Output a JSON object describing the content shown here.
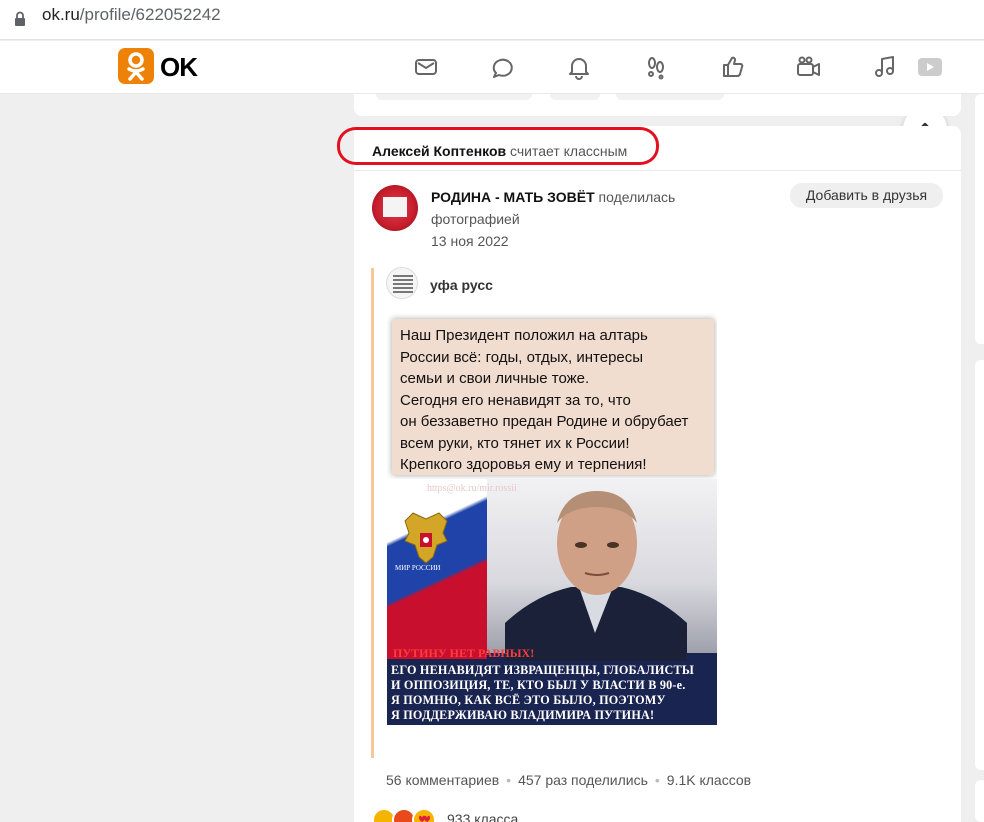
{
  "browser": {
    "url_domain": "ok.ru",
    "url_path": "/profile/622052242"
  },
  "header": {
    "logo_text": "OK",
    "nav_icons": [
      "mail-icon",
      "discussions-icon",
      "notifications-icon",
      "guests-icon",
      "likes-icon",
      "video-icon",
      "music-icon",
      "video-play-icon"
    ]
  },
  "post": {
    "actor_name": "Алексей Коптенков",
    "actor_action": "считает классным",
    "publisher_name": "РОДИНА - МАТЬ ЗОВЁТ",
    "publisher_action": "поделилась фотографией",
    "date": "13 ноя 2022",
    "add_friend_label": "Добавить в друзья",
    "original_author": "уфа русс",
    "image": {
      "note_text": "Наш Президент положил на алтарь\nРоссии всё: годы, отдых, интересы\nсемьи и свои личные тоже.\nСегодня его ненавидят за то, что\nон беззаветно предан Родине и обрубает\nвсем руки, кто тянет их к России!\nКрепкого здоровья ему и терпения!",
      "watermark": "https@ok.ru/mir.rossii",
      "flag_caption": "МИР РОССИИ",
      "slogan": "ПУТИНУ НЕТ РАВНЫХ!",
      "bottom_text": "ЕГО НЕНАВИДЯТ ИЗВРАЩЕНЦЫ, ГЛОБАЛИСТЫ\nИ ОППОЗИЦИЯ, ТЕ, КТО БЫЛ У ВЛАСТИ В 90-е.\nЯ ПОМНЮ, КАК ВСЁ ЭТО БЫЛО, ПОЭТОМУ\nЯ ПОДДЕРЖИВАЮ ВЛАДИМИРА ПУТИНА!"
    },
    "comments": "56 комментариев",
    "shares": "457 раз поделились",
    "classes": "9.1K классов",
    "reactions_count": "933 класса"
  },
  "colors": {
    "ok_orange": "#ee8208",
    "highlight_red": "#e3101f",
    "reshare_bar": "#f7c79b"
  }
}
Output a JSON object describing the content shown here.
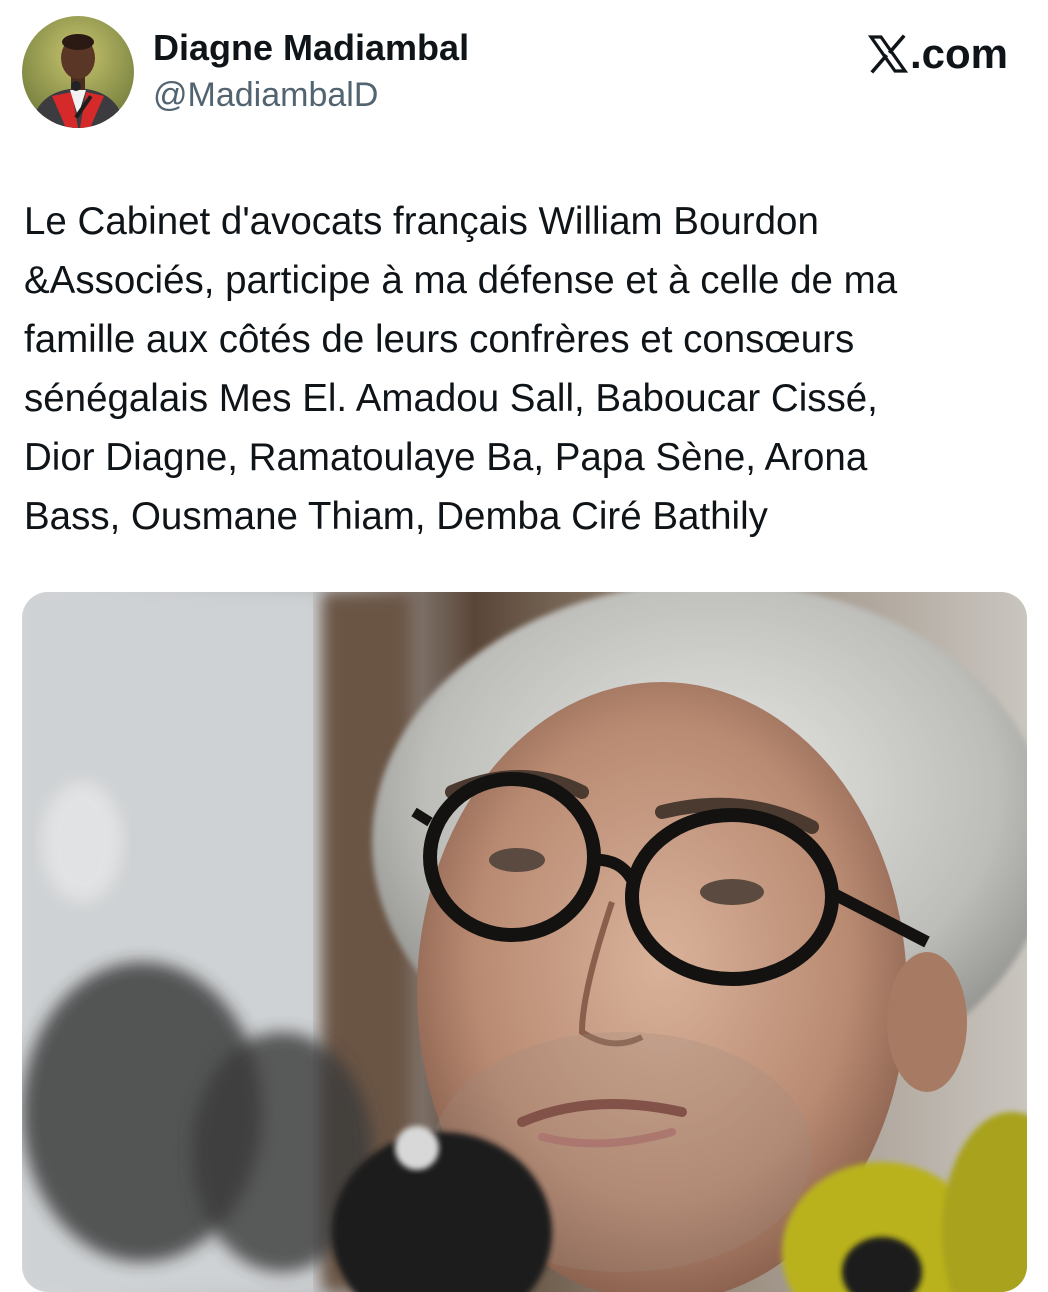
{
  "tweet": {
    "author": {
      "display_name": "Diagne Madiambal",
      "handle": "@MadiambalD",
      "avatar_icon": "profile-photo"
    },
    "brand": {
      "icon": "x-logo-icon",
      "label": ".com"
    },
    "text": "Le Cabinet d'avocats français William Bourdon\n&Associés, participe à ma défense et à celle de ma\nfamille aux côtés de leurs confrères et consœurs\nsénégalais Mes El. Amadou Sall, Baboucar Cissé,\nDior Diagne, Ramatoulaye Ba, Papa Sène, Arona\nBass, Ousmane Thiam, Demba Ciré Bathily",
    "media": {
      "type": "photo"
    }
  },
  "colors": {
    "text_primary": "#0f1419",
    "text_secondary": "#536471",
    "background": "#ffffff"
  }
}
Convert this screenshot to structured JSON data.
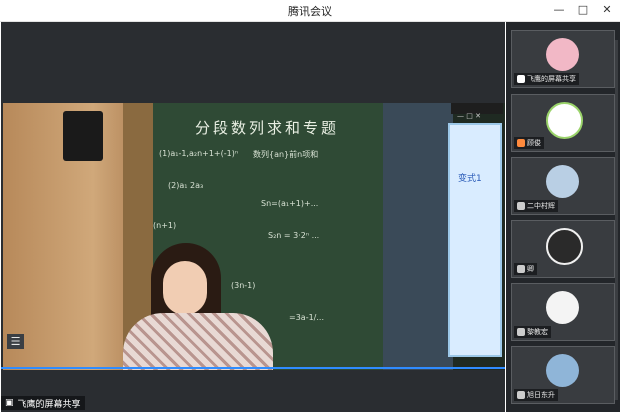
{
  "window": {
    "title": "腾讯会议",
    "min": "—",
    "max": "□",
    "close": "✕"
  },
  "board": {
    "title": "分段数列求和专题",
    "lines": [
      "(1)a₁-1,a₂n+1+(-1)ⁿ",
      "(2)a₁ 2a₃",
      "数列{an}前n项和",
      "Sn=(a₁+1)+...",
      "S₂n = 3·2ⁿ ...",
      "(n+1)",
      "=3a-1/...",
      "(3n-1)"
    ]
  },
  "presenter": {
    "label": "飞鹰的屏幕共享"
  },
  "monitor_text": "变式1",
  "participants": [
    {
      "name": "飞鹰的屏幕共享",
      "color": "#f2b8c6",
      "accent": "#ff8a3d"
    },
    {
      "name": "顾俊",
      "color": "#ffffff",
      "accent": "#ff8a3d"
    },
    {
      "name": "二中村辉",
      "color": "#b9cfe4",
      "accent": "#cccccc"
    },
    {
      "name": "卿",
      "color": "#2a2a2a",
      "accent": "#cccccc"
    },
    {
      "name": "黎教宏",
      "color": "#f4f4f4",
      "accent": "#cccccc"
    },
    {
      "name": "旭日东升",
      "color": "#8fb5d8",
      "accent": "#cccccc"
    }
  ]
}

* **Exercise task**:
Check every line for "profile" and show the ones that have it.

* **Solution to this problem**:
    "url_path": "/profile/622052242"
      "avatar_icon": "profile-photo"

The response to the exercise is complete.